Repeat the lines word for word, from the first line through the line that contains "list-item: 1. 기도", including both.
**** Material for this task
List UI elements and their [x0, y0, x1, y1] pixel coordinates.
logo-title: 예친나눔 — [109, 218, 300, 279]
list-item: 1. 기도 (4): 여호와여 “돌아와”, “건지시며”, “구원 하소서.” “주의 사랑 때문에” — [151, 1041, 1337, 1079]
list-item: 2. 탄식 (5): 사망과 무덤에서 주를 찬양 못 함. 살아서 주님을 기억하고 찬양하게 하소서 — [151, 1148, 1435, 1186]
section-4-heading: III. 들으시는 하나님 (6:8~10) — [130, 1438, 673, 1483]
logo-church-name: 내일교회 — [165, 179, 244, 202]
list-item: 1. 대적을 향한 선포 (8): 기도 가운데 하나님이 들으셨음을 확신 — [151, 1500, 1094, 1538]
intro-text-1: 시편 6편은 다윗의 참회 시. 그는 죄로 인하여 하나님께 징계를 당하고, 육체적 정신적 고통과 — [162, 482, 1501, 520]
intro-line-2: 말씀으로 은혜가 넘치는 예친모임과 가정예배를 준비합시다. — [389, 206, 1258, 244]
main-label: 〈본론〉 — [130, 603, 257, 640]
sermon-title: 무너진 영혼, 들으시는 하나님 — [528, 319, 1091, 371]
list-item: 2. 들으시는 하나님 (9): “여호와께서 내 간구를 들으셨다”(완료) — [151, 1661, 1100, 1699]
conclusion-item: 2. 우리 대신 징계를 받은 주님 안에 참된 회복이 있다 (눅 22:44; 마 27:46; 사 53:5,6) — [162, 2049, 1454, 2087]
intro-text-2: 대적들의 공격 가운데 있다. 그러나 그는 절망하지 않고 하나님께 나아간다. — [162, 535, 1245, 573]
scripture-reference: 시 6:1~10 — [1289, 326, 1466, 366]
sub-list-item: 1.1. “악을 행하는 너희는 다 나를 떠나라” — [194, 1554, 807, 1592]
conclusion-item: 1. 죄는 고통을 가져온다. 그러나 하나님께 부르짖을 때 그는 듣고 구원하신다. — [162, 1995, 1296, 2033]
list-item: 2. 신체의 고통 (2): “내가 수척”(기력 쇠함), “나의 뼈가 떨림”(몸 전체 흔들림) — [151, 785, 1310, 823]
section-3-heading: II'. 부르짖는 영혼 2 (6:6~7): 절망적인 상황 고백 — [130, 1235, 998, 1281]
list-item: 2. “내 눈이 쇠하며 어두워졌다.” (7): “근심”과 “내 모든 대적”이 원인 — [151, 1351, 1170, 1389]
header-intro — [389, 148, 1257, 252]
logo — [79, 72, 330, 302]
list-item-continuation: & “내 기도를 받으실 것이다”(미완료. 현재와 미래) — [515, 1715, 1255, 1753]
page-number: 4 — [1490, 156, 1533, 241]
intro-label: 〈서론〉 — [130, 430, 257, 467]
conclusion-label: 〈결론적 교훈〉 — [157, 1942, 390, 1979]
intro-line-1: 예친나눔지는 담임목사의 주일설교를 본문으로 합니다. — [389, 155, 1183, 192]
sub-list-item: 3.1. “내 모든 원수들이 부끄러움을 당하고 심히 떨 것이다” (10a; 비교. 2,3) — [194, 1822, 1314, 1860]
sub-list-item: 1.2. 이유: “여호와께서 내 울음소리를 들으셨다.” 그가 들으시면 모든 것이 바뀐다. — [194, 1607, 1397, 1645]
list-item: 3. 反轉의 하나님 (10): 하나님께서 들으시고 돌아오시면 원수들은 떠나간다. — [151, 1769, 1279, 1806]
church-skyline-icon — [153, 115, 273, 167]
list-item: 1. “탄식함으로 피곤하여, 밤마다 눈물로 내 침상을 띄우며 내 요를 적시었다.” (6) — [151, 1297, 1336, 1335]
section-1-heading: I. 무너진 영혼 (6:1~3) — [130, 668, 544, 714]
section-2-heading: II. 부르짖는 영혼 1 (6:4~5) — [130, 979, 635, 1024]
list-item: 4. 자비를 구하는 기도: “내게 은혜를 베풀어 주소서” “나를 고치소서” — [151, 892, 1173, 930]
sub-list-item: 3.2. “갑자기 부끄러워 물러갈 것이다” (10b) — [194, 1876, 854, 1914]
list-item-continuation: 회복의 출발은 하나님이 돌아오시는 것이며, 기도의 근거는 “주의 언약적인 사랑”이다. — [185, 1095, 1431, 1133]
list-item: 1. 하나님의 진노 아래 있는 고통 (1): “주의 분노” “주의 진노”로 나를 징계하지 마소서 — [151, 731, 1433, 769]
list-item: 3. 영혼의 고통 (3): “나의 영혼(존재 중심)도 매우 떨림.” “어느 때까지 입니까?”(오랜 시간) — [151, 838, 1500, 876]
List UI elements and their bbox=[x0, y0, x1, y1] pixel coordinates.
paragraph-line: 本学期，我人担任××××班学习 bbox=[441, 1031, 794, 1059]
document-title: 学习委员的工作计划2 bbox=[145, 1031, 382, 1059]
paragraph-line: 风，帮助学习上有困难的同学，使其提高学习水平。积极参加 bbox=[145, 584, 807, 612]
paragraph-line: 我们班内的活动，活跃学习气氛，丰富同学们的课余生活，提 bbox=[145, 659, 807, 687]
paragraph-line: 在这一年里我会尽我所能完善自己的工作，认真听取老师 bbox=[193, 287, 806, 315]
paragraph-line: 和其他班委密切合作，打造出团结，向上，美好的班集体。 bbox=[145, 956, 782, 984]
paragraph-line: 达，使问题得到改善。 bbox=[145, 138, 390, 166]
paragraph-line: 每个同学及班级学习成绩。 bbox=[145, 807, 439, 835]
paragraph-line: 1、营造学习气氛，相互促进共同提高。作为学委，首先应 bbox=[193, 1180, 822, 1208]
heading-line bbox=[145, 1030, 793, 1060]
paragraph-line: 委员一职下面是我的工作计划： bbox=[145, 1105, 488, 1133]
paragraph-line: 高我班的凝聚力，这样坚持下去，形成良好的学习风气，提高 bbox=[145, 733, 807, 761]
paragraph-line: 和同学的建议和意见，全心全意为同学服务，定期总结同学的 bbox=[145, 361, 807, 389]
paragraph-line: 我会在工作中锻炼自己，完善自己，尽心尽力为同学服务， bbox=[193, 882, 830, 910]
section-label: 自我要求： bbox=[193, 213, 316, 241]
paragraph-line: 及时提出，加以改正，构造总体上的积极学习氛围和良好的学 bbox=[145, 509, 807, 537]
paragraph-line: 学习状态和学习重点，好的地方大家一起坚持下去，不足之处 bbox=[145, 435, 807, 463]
********
Response to this task:
List UI elements and their [x0, y0, x1, y1] pixel coordinates.
logo-title: 예친나눔 — [109, 218, 300, 279]
list-item: 1. 기도 (4): 여호와여 “돌아와”, “건지시며”, “구원 하소서.” “주의 사랑 때문에” — [151, 1041, 1337, 1079]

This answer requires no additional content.